■ Task to complete ■
List each line of the data that holds the string "Once", please.

-- begin Input material --

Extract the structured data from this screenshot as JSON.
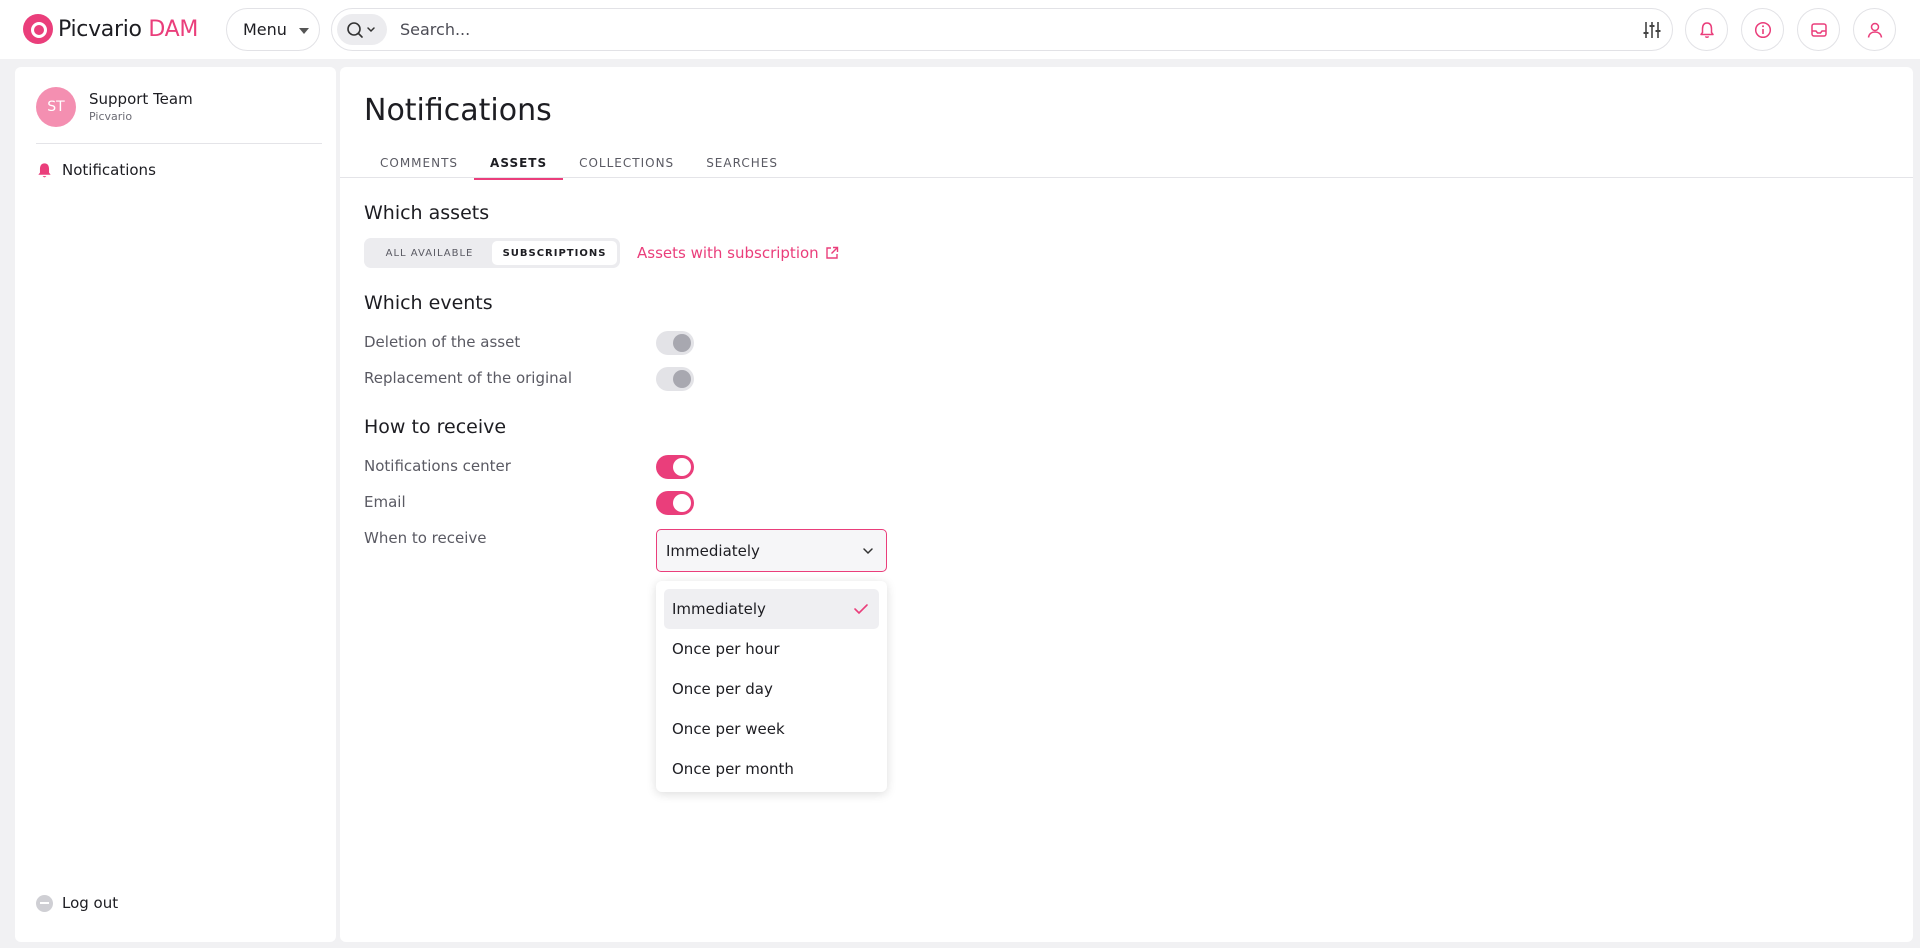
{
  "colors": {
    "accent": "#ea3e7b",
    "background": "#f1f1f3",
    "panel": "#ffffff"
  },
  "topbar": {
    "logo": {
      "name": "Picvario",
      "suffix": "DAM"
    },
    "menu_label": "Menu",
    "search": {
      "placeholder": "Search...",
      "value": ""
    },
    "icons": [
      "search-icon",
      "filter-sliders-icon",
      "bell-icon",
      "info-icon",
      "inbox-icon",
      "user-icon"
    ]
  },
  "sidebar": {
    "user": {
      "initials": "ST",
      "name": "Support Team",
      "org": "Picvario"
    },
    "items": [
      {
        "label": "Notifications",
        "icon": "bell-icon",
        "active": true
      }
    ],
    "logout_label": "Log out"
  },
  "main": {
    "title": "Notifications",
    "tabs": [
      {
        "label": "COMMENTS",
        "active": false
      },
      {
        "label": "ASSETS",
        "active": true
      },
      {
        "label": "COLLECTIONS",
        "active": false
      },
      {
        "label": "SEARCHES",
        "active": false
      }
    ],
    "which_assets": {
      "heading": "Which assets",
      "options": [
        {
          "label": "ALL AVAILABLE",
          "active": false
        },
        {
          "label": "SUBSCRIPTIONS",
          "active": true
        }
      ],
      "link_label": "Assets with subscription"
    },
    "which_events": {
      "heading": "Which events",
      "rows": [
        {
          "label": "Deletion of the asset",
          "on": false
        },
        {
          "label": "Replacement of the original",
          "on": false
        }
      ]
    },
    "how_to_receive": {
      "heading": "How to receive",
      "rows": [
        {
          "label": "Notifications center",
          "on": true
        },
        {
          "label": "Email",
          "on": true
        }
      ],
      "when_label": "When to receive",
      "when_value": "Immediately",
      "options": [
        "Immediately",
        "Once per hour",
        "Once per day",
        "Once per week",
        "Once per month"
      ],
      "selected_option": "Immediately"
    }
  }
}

-- end Input material --

■ Exercise solution ■
        "Once per hour",
        "Once per day",
        "Once per week",
        "Once per month"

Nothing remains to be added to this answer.